= TASK STATEMENT =
Where a line of the material contains the string "values", copy that line.

= DATA FOR THE TASK =
## START
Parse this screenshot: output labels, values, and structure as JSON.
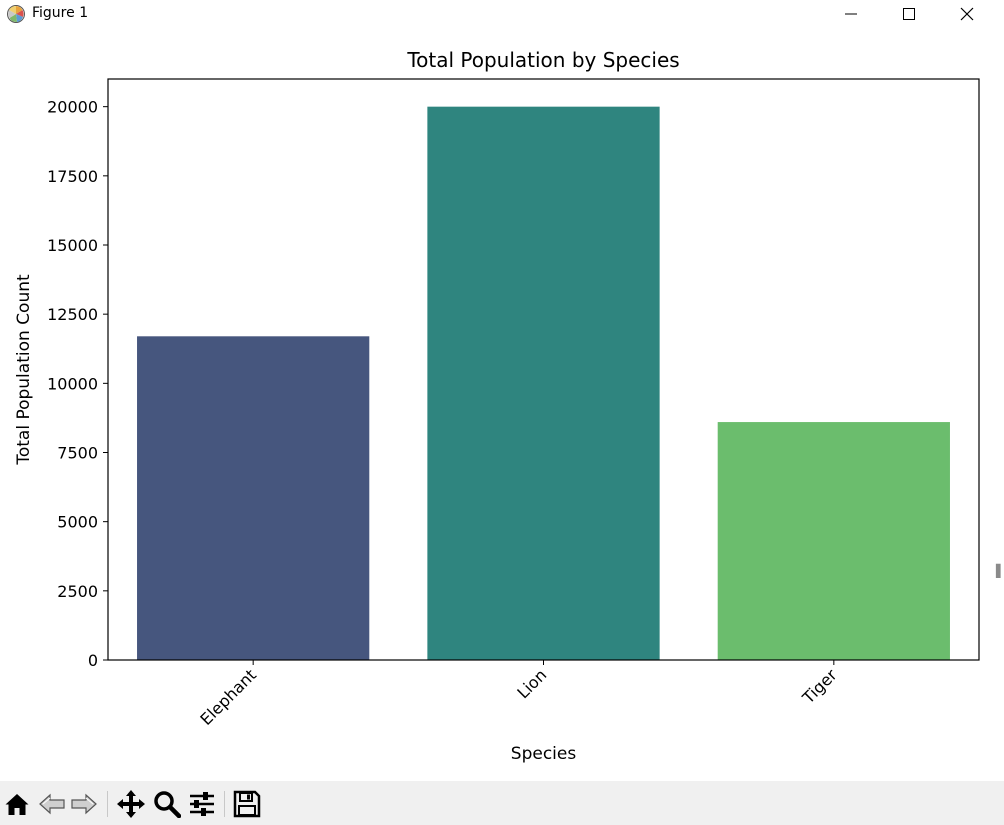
{
  "window": {
    "title": "Figure 1",
    "controls": {
      "minimize": "minimize",
      "maximize": "maximize",
      "close": "close"
    }
  },
  "chart_data": {
    "type": "bar",
    "title": "Total Population by Species",
    "xlabel": "Species",
    "ylabel": "Total Population Count",
    "categories": [
      "Elephant",
      "Lion",
      "Tiger"
    ],
    "values": [
      11700,
      20000,
      8600
    ],
    "colors": [
      "#46567e",
      "#2f857f",
      "#6bbd6d"
    ],
    "ylim": [
      0,
      21000
    ],
    "yticks": [
      0,
      2500,
      5000,
      7500,
      10000,
      12500,
      15000,
      17500,
      20000
    ],
    "ytick_labels": [
      "0",
      "2500",
      "5000",
      "7500",
      "10000",
      "12500",
      "15000",
      "17500",
      "20000"
    ],
    "xtick_rotation": 45,
    "grid": false
  },
  "toolbar": {
    "items": [
      "home-icon",
      "back-icon",
      "forward-icon",
      "pan-icon",
      "zoom-icon",
      "configure-subplots-icon",
      "save-icon"
    ]
  }
}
## END
= IN RESPONSE =
Parse this screenshot: output labels, values, and structure as JSON.
    "values": [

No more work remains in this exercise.